Collected data entries:
★ ★ ★
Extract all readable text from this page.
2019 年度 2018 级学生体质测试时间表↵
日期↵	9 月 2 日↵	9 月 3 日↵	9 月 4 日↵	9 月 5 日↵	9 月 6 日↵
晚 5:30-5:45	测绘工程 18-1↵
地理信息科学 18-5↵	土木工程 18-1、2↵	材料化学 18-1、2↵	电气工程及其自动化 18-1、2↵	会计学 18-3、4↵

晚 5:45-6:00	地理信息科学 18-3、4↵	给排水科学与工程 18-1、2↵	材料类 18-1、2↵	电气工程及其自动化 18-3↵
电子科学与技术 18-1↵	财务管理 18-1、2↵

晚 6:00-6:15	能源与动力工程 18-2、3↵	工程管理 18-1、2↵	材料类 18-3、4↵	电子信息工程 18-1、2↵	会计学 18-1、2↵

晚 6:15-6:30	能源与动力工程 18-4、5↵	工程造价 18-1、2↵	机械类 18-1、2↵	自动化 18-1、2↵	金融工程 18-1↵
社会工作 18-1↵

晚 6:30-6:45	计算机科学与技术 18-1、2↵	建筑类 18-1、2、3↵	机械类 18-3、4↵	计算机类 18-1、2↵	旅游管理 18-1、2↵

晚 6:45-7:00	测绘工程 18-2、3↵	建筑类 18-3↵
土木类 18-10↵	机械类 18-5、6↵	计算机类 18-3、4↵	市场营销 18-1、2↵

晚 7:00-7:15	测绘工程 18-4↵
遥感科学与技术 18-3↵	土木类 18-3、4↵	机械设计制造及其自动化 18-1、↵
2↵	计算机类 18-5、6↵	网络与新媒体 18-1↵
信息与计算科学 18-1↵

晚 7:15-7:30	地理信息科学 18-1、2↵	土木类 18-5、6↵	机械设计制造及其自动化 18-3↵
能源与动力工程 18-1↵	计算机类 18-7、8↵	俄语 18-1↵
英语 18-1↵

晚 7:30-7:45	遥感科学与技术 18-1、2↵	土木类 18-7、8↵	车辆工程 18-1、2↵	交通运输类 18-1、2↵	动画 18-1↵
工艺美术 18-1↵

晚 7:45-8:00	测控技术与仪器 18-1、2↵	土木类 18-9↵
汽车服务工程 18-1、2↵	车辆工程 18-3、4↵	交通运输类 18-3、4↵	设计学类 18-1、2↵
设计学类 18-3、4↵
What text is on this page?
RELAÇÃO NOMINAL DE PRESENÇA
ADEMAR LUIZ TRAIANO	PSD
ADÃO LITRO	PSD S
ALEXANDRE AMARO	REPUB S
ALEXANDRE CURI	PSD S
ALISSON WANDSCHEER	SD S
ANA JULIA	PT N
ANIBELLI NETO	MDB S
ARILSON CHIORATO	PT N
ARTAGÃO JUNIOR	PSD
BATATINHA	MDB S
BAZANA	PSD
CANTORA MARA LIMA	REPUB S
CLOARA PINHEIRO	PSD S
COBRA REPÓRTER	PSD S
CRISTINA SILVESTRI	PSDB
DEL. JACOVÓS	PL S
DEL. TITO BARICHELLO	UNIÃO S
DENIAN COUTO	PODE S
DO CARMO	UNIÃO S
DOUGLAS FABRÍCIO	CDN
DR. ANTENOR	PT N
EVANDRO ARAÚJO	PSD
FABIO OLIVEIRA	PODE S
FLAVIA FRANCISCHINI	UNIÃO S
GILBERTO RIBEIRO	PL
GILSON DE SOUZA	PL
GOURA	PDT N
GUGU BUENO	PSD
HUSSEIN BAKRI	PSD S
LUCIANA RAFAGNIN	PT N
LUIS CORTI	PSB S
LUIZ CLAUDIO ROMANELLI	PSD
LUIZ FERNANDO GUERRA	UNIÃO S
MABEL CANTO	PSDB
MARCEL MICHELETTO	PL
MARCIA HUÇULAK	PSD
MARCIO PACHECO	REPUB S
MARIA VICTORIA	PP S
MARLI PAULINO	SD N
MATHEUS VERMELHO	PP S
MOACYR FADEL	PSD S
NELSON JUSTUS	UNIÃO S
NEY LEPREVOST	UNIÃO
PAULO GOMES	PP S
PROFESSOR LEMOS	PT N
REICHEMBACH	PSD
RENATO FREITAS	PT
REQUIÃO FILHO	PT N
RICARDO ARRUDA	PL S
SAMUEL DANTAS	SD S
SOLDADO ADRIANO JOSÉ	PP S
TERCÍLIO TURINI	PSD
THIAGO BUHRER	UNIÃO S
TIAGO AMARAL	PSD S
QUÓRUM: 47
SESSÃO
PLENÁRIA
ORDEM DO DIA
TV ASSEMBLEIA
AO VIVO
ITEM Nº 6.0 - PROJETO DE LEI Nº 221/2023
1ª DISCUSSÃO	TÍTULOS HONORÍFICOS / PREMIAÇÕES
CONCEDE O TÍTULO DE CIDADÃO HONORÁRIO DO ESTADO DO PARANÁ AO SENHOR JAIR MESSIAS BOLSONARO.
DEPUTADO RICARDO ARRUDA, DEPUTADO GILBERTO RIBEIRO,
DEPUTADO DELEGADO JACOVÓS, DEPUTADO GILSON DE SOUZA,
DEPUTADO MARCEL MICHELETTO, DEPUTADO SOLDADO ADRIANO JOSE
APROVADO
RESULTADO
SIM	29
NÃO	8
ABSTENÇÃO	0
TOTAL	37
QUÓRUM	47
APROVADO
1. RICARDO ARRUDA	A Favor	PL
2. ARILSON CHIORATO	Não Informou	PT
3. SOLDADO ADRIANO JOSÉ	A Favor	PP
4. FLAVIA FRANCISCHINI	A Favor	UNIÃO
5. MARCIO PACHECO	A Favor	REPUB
★ ★ ★
[PROBLEM] Output the lines above verbatim and in full.

[ANSWER FOR THIS EXERCISE]
Extract all readable text from this page.
2019 年度 2018 级学生体质测试时间表↵
日期↵	9 月 2 日↵	9 月 3 日↵	9 月 4 日↵	9 月 5 日↵	9 月 6 日↵
晚 5:30-5:45	测绘工程 18-1↵
地理信息科学 18-5↵	土木工程 18-1、2↵	材料化学 18-1、2↵	电气工程及其自动化 18-1、2↵	会计学 18-3、4↵

晚 5:45-6:00	地理信息科学 18-3、4↵	给排水科学与工程 18-1、2↵	材料类 18-1、2↵	电气工程及其自动化 18-3↵
电子科学与技术 18-1↵	财务管理 18-1、2↵

晚 6:00-6:15	能源与动力工程 18-2、3↵	工程管理 18-1、2↵	材料类 18-3、4↵	电子信息工程 18-1、2↵	会计学 18-1、2↵

晚 6:15-6:30	能源与动力工程 18-4、5↵	工程造价 18-1、2↵	机械类 18-1、2↵	自动化 18-1、2↵	金融工程 18-1↵
社会工作 18-1↵

晚 6:30-6:45	计算机科学与技术 18-1、2↵	建筑类 18-1、2、3↵	机械类 18-3、4↵	计算机类 18-1、2↵	旅游管理 18-1、2↵

晚 6:45-7:00	测绘工程 18-2、3↵	建筑类 18-3↵
土木类 18-10↵	机械类 18-5、6↵	计算机类 18-3、4↵	市场营销 18-1、2↵

晚 7:00-7:15	测绘工程 18-4↵
遥感科学与技术 18-3↵	土木类 18-3、4↵	机械设计制造及其自动化 18-1、↵
2↵	计算机类 18-5、6↵	网络与新媒体 18-1↵
信息与计算科学 18-1↵

晚 7:15-7:30	地理信息科学 18-1、2↵	土木类 18-5、6↵	机械设计制造及其自动化 18-3↵
能源与动力工程 18-1↵	计算机类 18-7、8↵	俄语 18-1↵
英语 18-1↵

晚 7:30-7:45	遥感科学与技术 18-1、2↵	土木类 18-7、8↵	车辆工程 18-1、2↵	交通运输类 18-1、2↵	动画 18-1↵
工艺美术 18-1↵

晚 7:45-8:00	测控技术与仪器 18-1、2↵	土木类 18-9↵
汽车服务工程 18-1、2↵	车辆工程 18-3、4↵	交通运输类 18-3、4↵	设计学类 18-1、2↵
设计学类 18-3、4↵
What text is on this page?
RELAÇÃO NOMINAL DE PRESENÇA
ADEMAR LUIZ TRAIANO	PSD
ADÃO LITRO	PSD S
ALEXANDRE AMARO	REPUB S
ALEXANDRE CURI	PSD S
ALISSON WANDSCHEER	SD S
ANA JULIA	PT N
ANIBELLI NETO	MDB S
ARILSON CHIORATO	PT N
ARTAGÃO JUNIOR	PSD
BATATINHA	MDB S
BAZANA	PSD
CANTORA MARA LIMA	REPUB S
CLOARA PINHEIRO	PSD S
COBRA REPÓRTER	PSD S
CRISTINA SILVESTRI	PSDB
DEL. JACOVÓS	PL S
DEL. TITO BARICHELLO	UNIÃO S
DENIAN COUTO	PODE S
DO CARMO	UNIÃO S
DOUGLAS FABRÍCIO	CDN
DR. ANTENOR	PT N
EVANDRO ARAÚJO	PSD
FABIO OLIVEIRA	PODE S
FLAVIA FRANCISCHINI	UNIÃO S
GILBERTO RIBEIRO	PL
GILSON DE SOUZA	PL
GOURA	PDT N
GUGU BUENO	PSD
HUSSEIN BAKRI	PSD S
LUCIANA RAFAGNIN	PT N
LUIS CORTI	PSB S
LUIZ CLAUDIO ROMANELLI	PSD
LUIZ FERNANDO GUERRA	UNIÃO S
MABEL CANTO	PSDB
MARCEL MICHELETTO	PL
MARCIA HUÇULAK	PSD
MARCIO PACHECO	REPUB S
MARIA VICTORIA	PP S
MARLI PAULINO	SD N
MATHEUS VERMELHO	PP S
MOACYR FADEL	PSD S
NELSON JUSTUS	UNIÃO S
NEY LEPREVOST	UNIÃO
PAULO GOMES	PP S
PROFESSOR LEMOS	PT N
REICHEMBACH	PSD
RENATO FREITAS	PT
REQUIÃO FILHO	PT N
RICARDO ARRUDA	PL S
SAMUEL DANTAS	SD S
SOLDADO ADRIANO JOSÉ	PP S
TERCÍLIO TURINI	PSD
THIAGO BUHRER	UNIÃO S
TIAGO AMARAL	PSD S
QUÓRUM: 47
SESSÃO
PLENÁRIA
ORDEM DO DIA
TV ASSEMBLEIA
AO VIVO
ITEM Nº 6.0 - PROJETO DE LEI Nº 221/2023
1ª DISCUSSÃO	TÍTULOS HONORÍFICOS / PREMIAÇÕES
CONCEDE O TÍTULO DE CIDADÃO HONORÁRIO DO ESTADO DO PARANÁ AO SENHOR JAIR MESSIAS BOLSONARO.
DEPUTADO RICARDO ARRUDA, DEPUTADO GILBERTO RIBEIRO,
DEPUTADO DELEGADO JACOVÓS, DEPUTADO GILSON DE SOUZA,
DEPUTADO MARCEL MICHELETTO, DEPUTADO SOLDADO ADRIANO JOSE
APROVADO
RESULTADO
SIM	29
NÃO	8
ABSTENÇÃO	0
TOTAL	37
QUÓRUM	47
APROVADO
1. RICARDO ARRUDA	A Favor	PL
2. ARILSON CHIORATO	Não Informou	PT
3. SOLDADO ADRIANO JOSÉ	A Favor	PP
4. FLAVIA FRANCISCHINI	A Favor	UNIÃO
5. MARCIO PACHECO	A Favor	REPUB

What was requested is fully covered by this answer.